Description of the task
Lines containing "title" are to be counted. Report the count alone.

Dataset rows
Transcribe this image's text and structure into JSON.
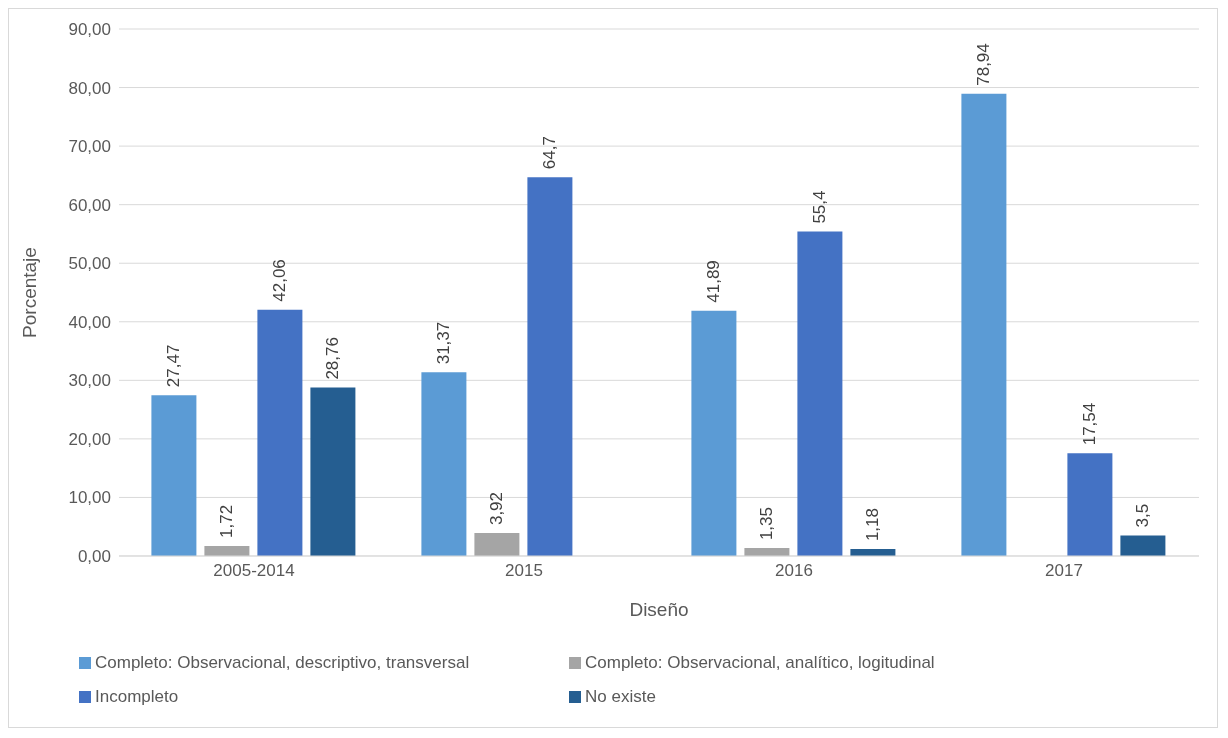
{
  "chart_data": {
    "type": "bar",
    "xlabel": "Diseño",
    "ylabel": "Porcentaje",
    "categories": [
      "2005-2014",
      "2015",
      "2016",
      "2017"
    ],
    "series": [
      {
        "name": "Completo: Observacional, descriptivo, transversal",
        "color": "#5b9bd5",
        "values": [
          27.47,
          31.37,
          41.89,
          78.94
        ],
        "value_labels": [
          "27,47",
          "31,37",
          "41,89",
          "78,94"
        ]
      },
      {
        "name": "Completo: Observacional, analítico, logitudinal",
        "color": "#a5a5a5",
        "values": [
          1.72,
          3.92,
          1.35,
          null
        ],
        "value_labels": [
          "1,72",
          "3,92",
          "1,35",
          null
        ]
      },
      {
        "name": "Incompleto",
        "color": "#4472c4",
        "values": [
          42.06,
          64.7,
          55.4,
          17.54
        ],
        "value_labels": [
          "42,06",
          "64,7",
          "55,4",
          "17,54"
        ]
      },
      {
        "name": "No existe",
        "color": "#255e91",
        "values": [
          28.76,
          null,
          1.18,
          3.5
        ],
        "value_labels": [
          "28,76",
          null,
          "1,18",
          "3,5"
        ]
      }
    ],
    "ylim": [
      0,
      90
    ],
    "yticks": [
      {
        "value": 0,
        "label": "0,00"
      },
      {
        "value": 10,
        "label": "10,00"
      },
      {
        "value": 20,
        "label": "20,00"
      },
      {
        "value": 30,
        "label": "30,00"
      },
      {
        "value": 40,
        "label": "40,00"
      },
      {
        "value": 50,
        "label": "50,00"
      },
      {
        "value": 60,
        "label": "60,00"
      },
      {
        "value": 70,
        "label": "70,00"
      },
      {
        "value": 80,
        "label": "80,00"
      },
      {
        "value": 90,
        "label": "90,00"
      }
    ],
    "grid": "y",
    "legend": "bottom"
  }
}
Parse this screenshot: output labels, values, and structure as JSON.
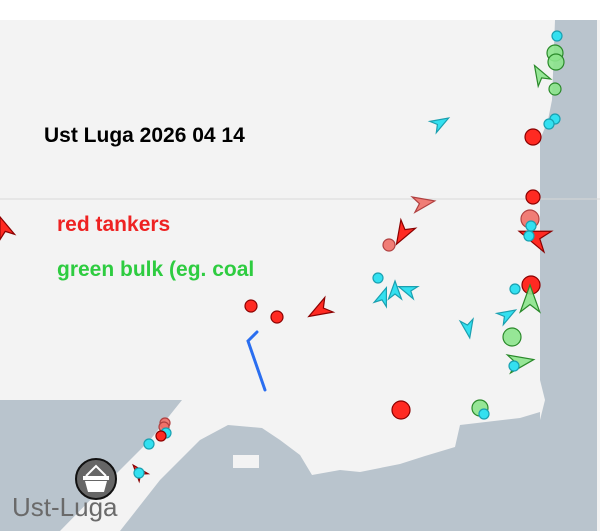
{
  "map": {
    "title": "Ust Luga 2026 04 14",
    "legend": [
      {
        "label": "red tankers",
        "color": "#ee2222"
      },
      {
        "label": "green bulk (eg. coal",
        "color": "#2ecc40"
      }
    ],
    "place_label": "Ust-Luga",
    "place_icon": "shopping-basket-icon",
    "colors": {
      "water": "#f3f3f3",
      "land": "#b9c4cd",
      "tanker": "#ff2a22",
      "tanker_faded": "#f07068",
      "bulk": "#8ce48c",
      "other": "#33e0f0",
      "route": "#2a6ef0"
    }
  }
}
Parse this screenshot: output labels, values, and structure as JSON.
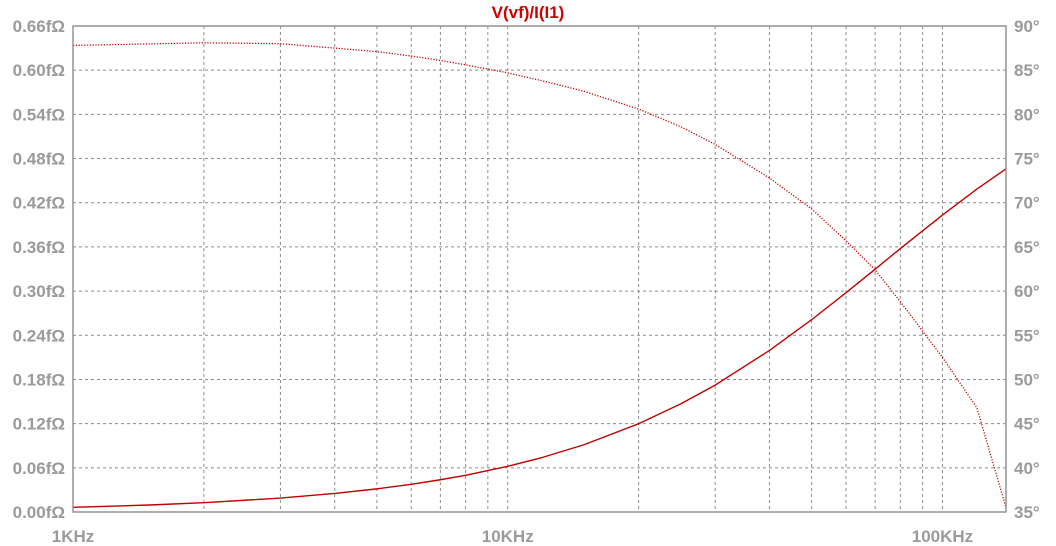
{
  "chart_data": {
    "type": "line",
    "title": "V(vf)/I(I1)",
    "x_scale": "log",
    "xlim": [
      1000,
      140000
    ],
    "x_ticks": [
      {
        "value": 1000,
        "label": "1KHz"
      },
      {
        "value": 10000,
        "label": "10KHz"
      },
      {
        "value": 100000,
        "label": "100KHz"
      }
    ],
    "y_left": {
      "lim": [
        0,
        0.66
      ],
      "unit": "fΩ",
      "ticks": [
        {
          "value": 0.0,
          "label": "0.00fΩ"
        },
        {
          "value": 0.06,
          "label": "0.06fΩ"
        },
        {
          "value": 0.12,
          "label": "0.12fΩ"
        },
        {
          "value": 0.18,
          "label": "0.18fΩ"
        },
        {
          "value": 0.24,
          "label": "0.24fΩ"
        },
        {
          "value": 0.3,
          "label": "0.30fΩ"
        },
        {
          "value": 0.36,
          "label": "0.36fΩ"
        },
        {
          "value": 0.42,
          "label": "0.42fΩ"
        },
        {
          "value": 0.48,
          "label": "0.48fΩ"
        },
        {
          "value": 0.54,
          "label": "0.54fΩ"
        },
        {
          "value": 0.6,
          "label": "0.60fΩ"
        },
        {
          "value": 0.66,
          "label": "0.66fΩ"
        }
      ]
    },
    "y_right": {
      "lim": [
        35,
        90
      ],
      "unit": "°",
      "ticks": [
        {
          "value": 35,
          "label": "35°"
        },
        {
          "value": 40,
          "label": "40°"
        },
        {
          "value": 45,
          "label": "45°"
        },
        {
          "value": 50,
          "label": "50°"
        },
        {
          "value": 55,
          "label": "55°"
        },
        {
          "value": 60,
          "label": "60°"
        },
        {
          "value": 65,
          "label": "65°"
        },
        {
          "value": 70,
          "label": "70°"
        },
        {
          "value": 75,
          "label": "75°"
        },
        {
          "value": 80,
          "label": "80°"
        },
        {
          "value": 85,
          "label": "85°"
        },
        {
          "value": 90,
          "label": "90°"
        }
      ]
    },
    "grid": true,
    "series": [
      {
        "axis": "left",
        "style": "solid",
        "color": "#c00000",
        "x": [
          1000,
          1500,
          2000,
          3000,
          4000,
          5000,
          6000,
          7000,
          8000,
          10000,
          12000,
          15000,
          20000,
          25000,
          30000,
          40000,
          50000,
          60000,
          70000,
          80000,
          100000,
          120000,
          140000
        ],
        "y": [
          0.0063,
          0.0095,
          0.0126,
          0.0189,
          0.0252,
          0.0314,
          0.0376,
          0.0438,
          0.0499,
          0.062,
          0.074,
          0.0915,
          0.1198,
          0.1468,
          0.1723,
          0.2194,
          0.2611,
          0.2978,
          0.3298,
          0.3577,
          0.4033,
          0.4386,
          0.4661
        ]
      },
      {
        "axis": "right",
        "style": "dotted",
        "color": "#c00000",
        "x": [
          1000,
          2000,
          3000,
          4000,
          5000,
          6000,
          7000,
          8000,
          10000,
          12000,
          15000,
          20000,
          25000,
          30000,
          40000,
          50000,
          60000,
          70000,
          80000,
          100000,
          120000,
          140000
        ],
        "y": [
          87.8,
          88.1,
          88.0,
          87.5,
          87.1,
          86.6,
          86.1,
          85.6,
          84.7,
          83.8,
          82.6,
          80.6,
          78.6,
          76.6,
          72.8,
          69.3,
          65.7,
          62.4,
          58.8,
          52.5,
          46.8,
          35.5
        ]
      }
    ]
  }
}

Answer for this exercise
2